··· EXTRACTED ENTRIES

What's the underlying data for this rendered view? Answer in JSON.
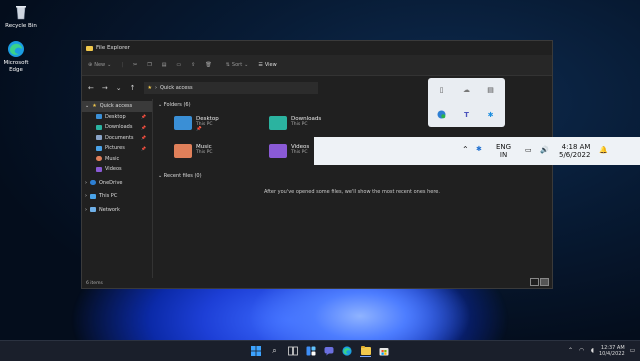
{
  "desktop": {
    "icons": [
      {
        "label": "Recycle Bin",
        "icon": "recycle-bin-icon"
      },
      {
        "label": "Microsoft Edge",
        "icon": "edge-icon"
      }
    ]
  },
  "explorer": {
    "title": "File Explorer",
    "toolbar": {
      "new_label": "New",
      "sort_label": "Sort",
      "view_label": "View"
    },
    "address": {
      "path": "Quick access"
    },
    "nav": [
      {
        "label": "Quick access",
        "selected": true
      },
      {
        "label": "Desktop",
        "pinned": true
      },
      {
        "label": "Downloads",
        "pinned": true
      },
      {
        "label": "Documents",
        "pinned": true
      },
      {
        "label": "Pictures",
        "pinned": true
      },
      {
        "label": "Music"
      },
      {
        "label": "Videos"
      },
      {
        "label": "OneDrive"
      },
      {
        "label": "This PC"
      },
      {
        "label": "Network"
      }
    ],
    "folders_header": "Folders (6)",
    "folders": [
      {
        "name": "Desktop",
        "sub": "This PC",
        "color": "#3a8fd6"
      },
      {
        "name": "Downloads",
        "sub": "This PC",
        "color": "#2bb3a0"
      },
      {
        "name": "Music",
        "sub": "This PC",
        "color": "#e0805a"
      },
      {
        "name": "Videos",
        "sub": "This PC",
        "color": "#8a5ad6"
      }
    ],
    "recent_header": "Recent files (0)",
    "recent_empty": "After you've opened some files, we'll show the most recent ones here.",
    "status": "6 items"
  },
  "tray_bar": {
    "lang_line1": "ENG",
    "lang_line2": "IN",
    "time": "4:18 AM",
    "date": "5/6/2022"
  },
  "taskbar": {
    "time": "12:37 AM",
    "date": "10/4/2022"
  },
  "colors": {
    "accent": "#0067c0",
    "tray_bg": "#eef2f6",
    "explorer_bg": "#202020"
  }
}
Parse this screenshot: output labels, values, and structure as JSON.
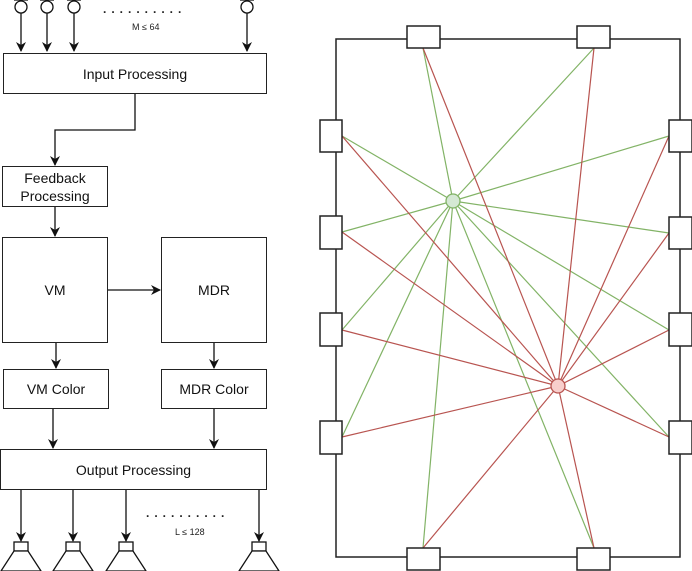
{
  "left_diagram": {
    "input_processing": "Input Processing",
    "feedback_processing": "Feedback Processing",
    "vm": "VM",
    "mdr": "MDR",
    "vm_color": "VM Color",
    "mdr_color": "MDR Color",
    "output_processing": "Output Processing",
    "input_count_label": "M ≤ 64",
    "output_count_label": "L ≤ 128",
    "ellipsis": "..........",
    "input_icon": "microphone-icon",
    "output_icon": "speaker-icon"
  },
  "right_diagram": {
    "sources": [
      {
        "name": "green-source",
        "color": "#82b366",
        "fill": "#d5e8d4"
      },
      {
        "name": "red-source",
        "color": "#b85450",
        "fill": "#f8cecc"
      }
    ],
    "speakers": [
      "top-1",
      "top-2",
      "left-1",
      "left-2",
      "left-3",
      "left-4",
      "right-1",
      "right-2",
      "right-3",
      "right-4",
      "bottom-1",
      "bottom-2"
    ]
  }
}
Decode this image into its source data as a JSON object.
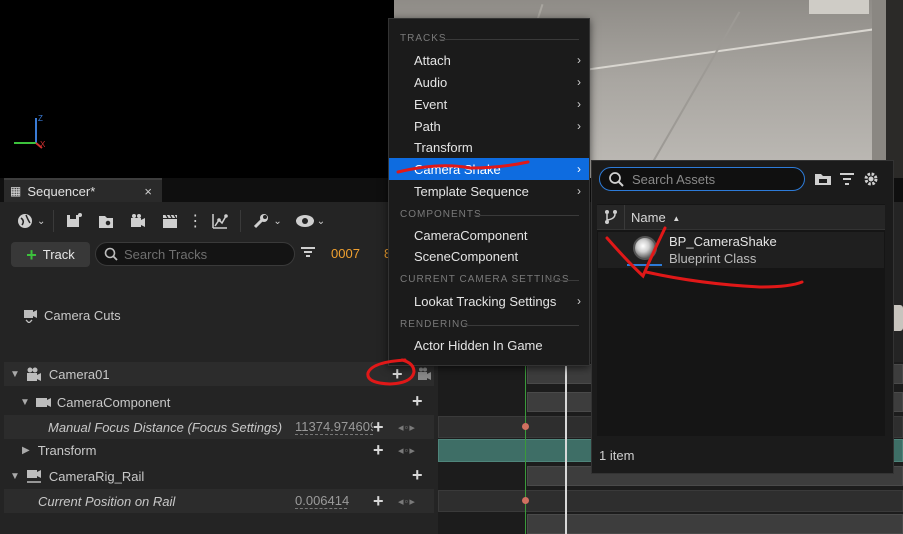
{
  "sequencer": {
    "tab_title": "Sequencer*",
    "close_glyph": "×",
    "track_button_label": "Track",
    "search_tracks_placeholder": "Search Tracks",
    "frame_number": "0007",
    "frame_number_partial": "8"
  },
  "outliner": {
    "camera_cuts": "Camera Cuts",
    "camera01": "Camera01",
    "camera_component": "CameraComponent",
    "manual_focus": {
      "label": "Manual Focus Distance (Focus Settings)",
      "value": "11374.974609"
    },
    "transform": "Transform",
    "camera_rig_rail": "CameraRig_Rail",
    "current_position": {
      "label": "Current Position on Rail",
      "value": "0.006414"
    }
  },
  "menu": {
    "sections": {
      "tracks": "TRACKS",
      "components": "COMPONENTS",
      "current_camera_settings": "CURRENT CAMERA SETTINGS",
      "rendering": "RENDERING"
    },
    "items": {
      "attach": "Attach",
      "audio": "Audio",
      "event": "Event",
      "path": "Path",
      "transform": "Transform",
      "camera_shake": "Camera Shake",
      "template_sequence": "Template Sequence",
      "camera_component": "CameraComponent",
      "scene_component": "SceneComponent",
      "lookat_tracking": "Lookat Tracking Settings",
      "actor_hidden": "Actor Hidden In Game"
    }
  },
  "asset_picker": {
    "search_placeholder": "Search Assets",
    "column_name": "Name",
    "sort_glyph": "▲",
    "asset_name": "BP_CameraShake",
    "asset_type": "Blueprint Class",
    "item_count": "1 item"
  },
  "colors": {
    "selection_blue": "#0e6ce0",
    "annotation_red": "#e01818",
    "frame_orange": "#f0a030",
    "add_green": "#3cc13c"
  }
}
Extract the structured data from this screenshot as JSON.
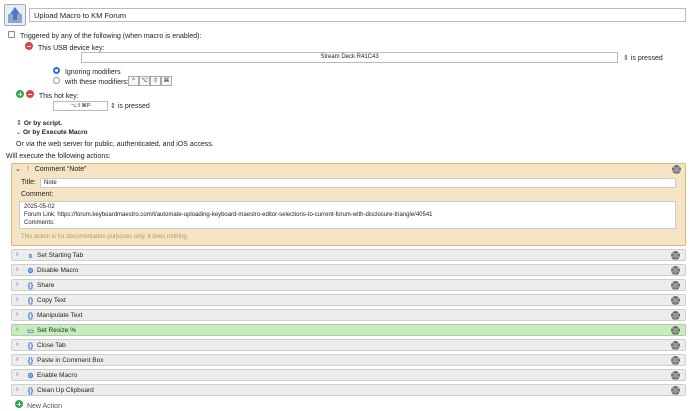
{
  "macro": {
    "name": "Upload Macro to KM Forum"
  },
  "trigger": {
    "checkbox_label": "Triggered by any of the following (when macro is enabled):",
    "usb_label": "This USB device key:",
    "usb_device": "Stream Deck R41C43",
    "usb_condition": "is pressed",
    "ignoring_label": "Ignoring modifiers",
    "with_label": "with these modifiers:",
    "modifiers": [
      "^",
      "⌥",
      "⇧",
      "⌘"
    ],
    "hotkey_label": "This hot key:",
    "hotkey_value": "⌥⇧⌘P",
    "hotkey_condition": "is pressed",
    "or_script": "Or by script.",
    "or_execute": "Or by Execute Macro",
    "web_text": "Or via the web server for public, authenticated, and iOS access."
  },
  "actions_header": "Will execute the following actions:",
  "comment": {
    "header": "Comment “Note”",
    "title_label": "Title:",
    "title_value": "Note",
    "comment_label": "Comment:",
    "line1": "2025-05-02",
    "line2": "Forum Link: https://forum.keyboardmaestro.com/t/automate-uploading-keyboard-maestro-editor-selections-to-current-forum-with-disclosure-triangle/40541",
    "line3": "Comments:",
    "doc_note": "This action is for documentation purposes only, it does nothing."
  },
  "actions": [
    {
      "label": "Set Starting Tab",
      "icon": "variable-icon",
      "glyph": "x"
    },
    {
      "label": "Disable Macro",
      "icon": "macro-icon",
      "glyph": "⚙"
    },
    {
      "label": "Share",
      "icon": "braces-icon",
      "glyph": "{}"
    },
    {
      "label": "Copy Text",
      "icon": "braces-icon",
      "glyph": "{}"
    },
    {
      "label": "Manipulate Text",
      "icon": "braces-icon",
      "glyph": "{}"
    },
    {
      "label": "Set Resize %",
      "icon": "window-icon",
      "glyph": "▭"
    },
    {
      "label": "Close Tab",
      "icon": "braces-icon",
      "glyph": "{}"
    },
    {
      "label": "Paste in Comment Box",
      "icon": "braces-icon",
      "glyph": "{}"
    },
    {
      "label": "Enable Macro",
      "icon": "macro-icon",
      "glyph": "⚙"
    },
    {
      "label": "Clean Up Clipboard",
      "icon": "braces-icon",
      "glyph": "{}"
    }
  ],
  "new_action": "New Action",
  "colors": {
    "comment_bg": "#f5e4c3",
    "highlight_row": "#c8ecc0",
    "accent": "#2a6fd8"
  }
}
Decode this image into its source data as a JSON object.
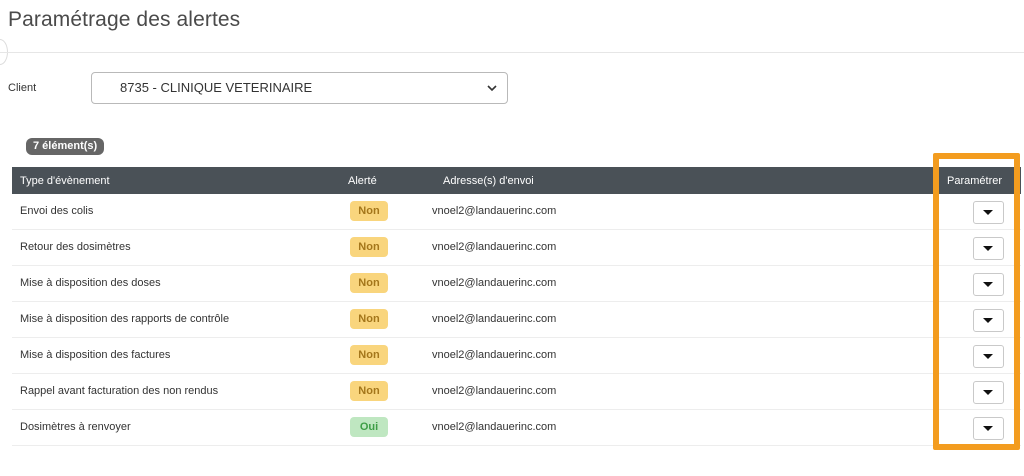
{
  "page": {
    "title": "Paramétrage des alertes"
  },
  "client": {
    "label": "Client",
    "selected": "8735 - CLINIQUE VETERINAIRE"
  },
  "grid": {
    "count_badge": "7 élément(s)",
    "columns": {
      "type": "Type d'évènement",
      "alert": "Alerté",
      "address": "Adresse(s) d'envoi",
      "param": "Paramétrer"
    },
    "rows": [
      {
        "type": "Envoi des colis",
        "alert": "Non",
        "address": "vnoel2@landauerinc.com"
      },
      {
        "type": "Retour des dosimètres",
        "alert": "Non",
        "address": "vnoel2@landauerinc.com"
      },
      {
        "type": "Mise à disposition des doses",
        "alert": "Non",
        "address": "vnoel2@landauerinc.com"
      },
      {
        "type": "Mise à disposition des rapports de contrôle",
        "alert": "Non",
        "address": "vnoel2@landauerinc.com"
      },
      {
        "type": "Mise à disposition des factures",
        "alert": "Non",
        "address": "vnoel2@landauerinc.com"
      },
      {
        "type": "Rappel avant facturation des non rendus",
        "alert": "Non",
        "address": "vnoel2@landauerinc.com"
      },
      {
        "type": "Dosimètres à renvoyer",
        "alert": "Oui",
        "address": "vnoel2@landauerinc.com"
      }
    ]
  },
  "colors": {
    "header_bg": "#4a5157",
    "pill_non_bg": "#f9d57d",
    "pill_oui_bg": "#bfe7c1",
    "highlight": "#f39c1f"
  }
}
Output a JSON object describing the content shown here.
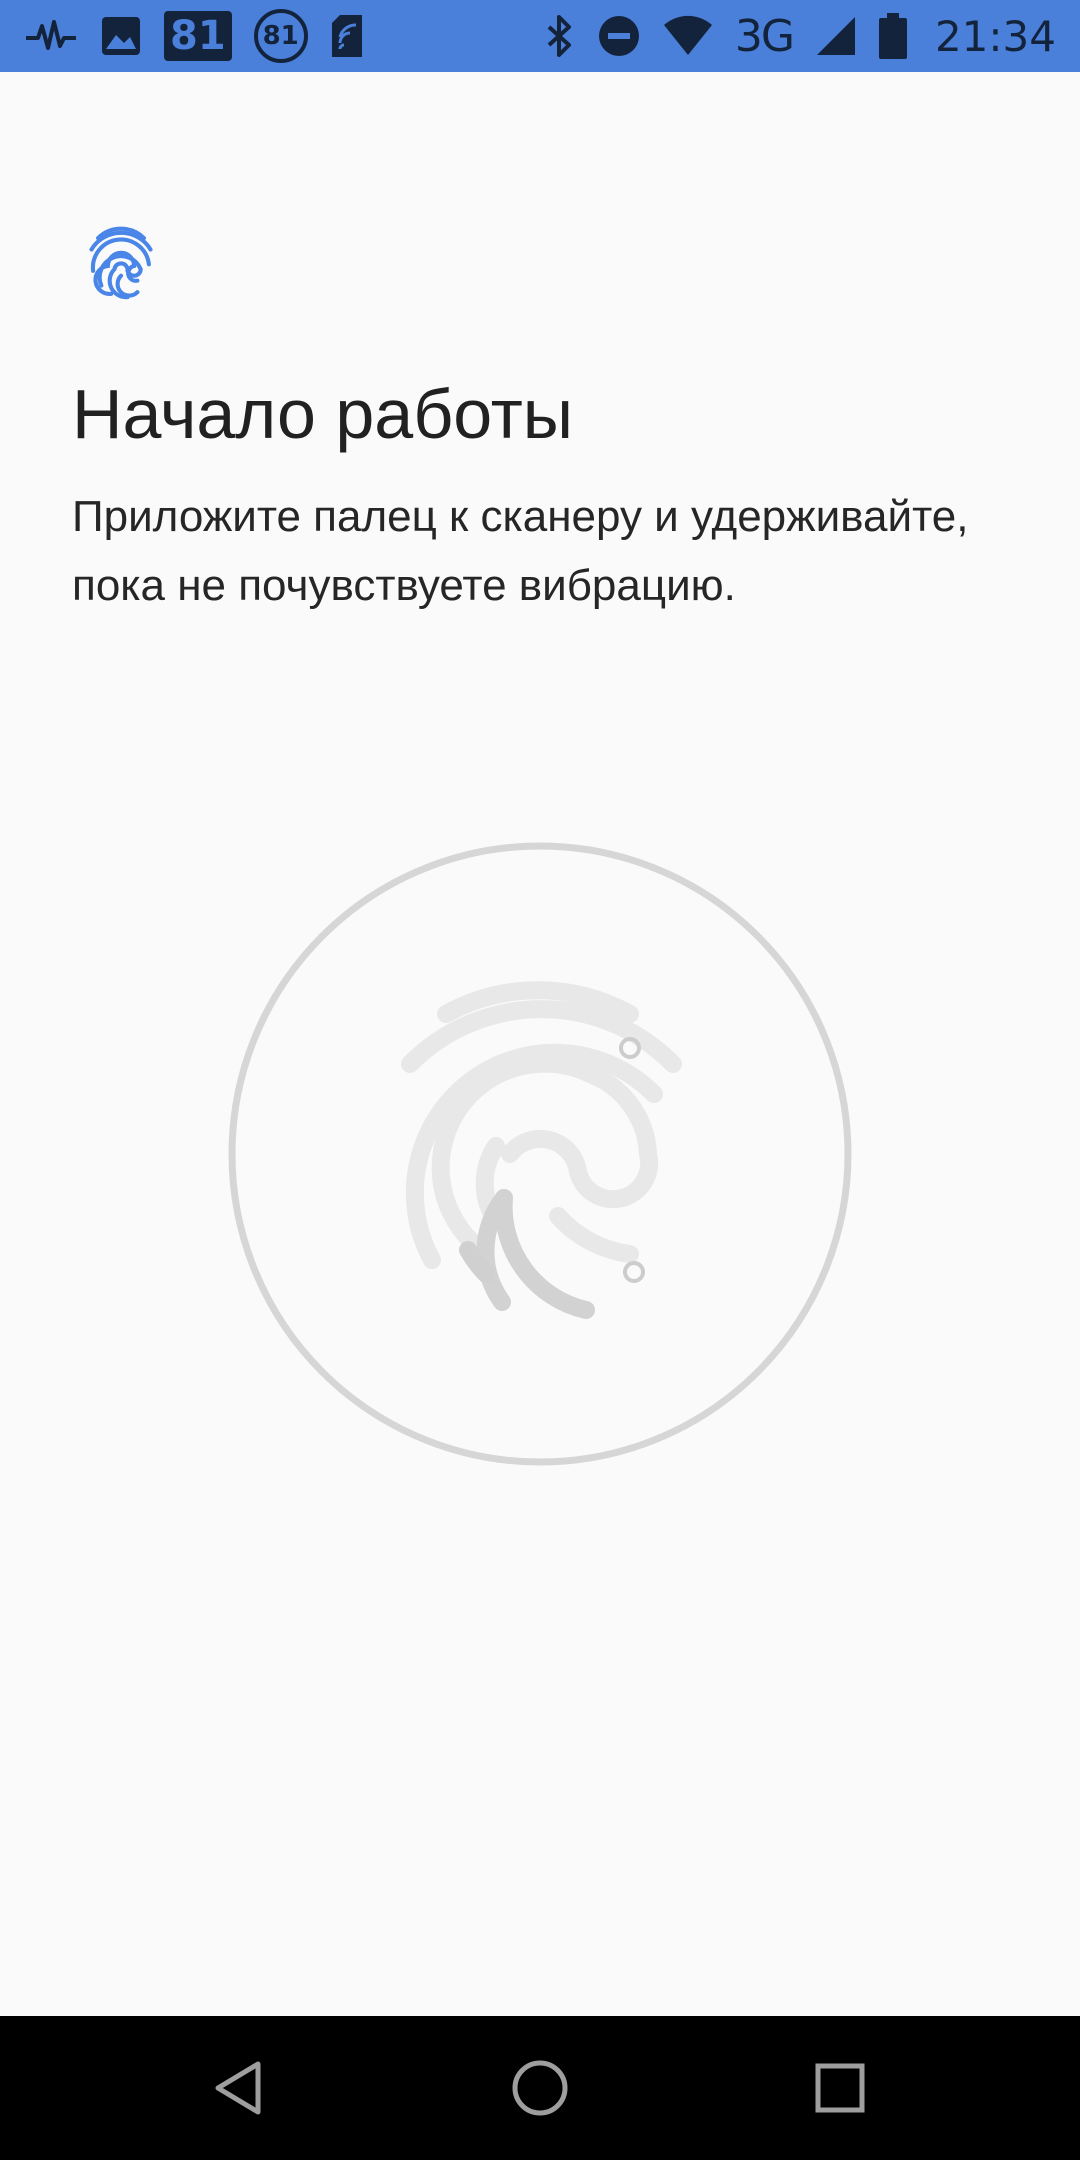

······

Scan the lines above for "Processing", then copy every one that has it.

    "input_processing": "Input Processing",
    "feedback_processing": "Feedback Processing",
    "output_processing": "Output Processing",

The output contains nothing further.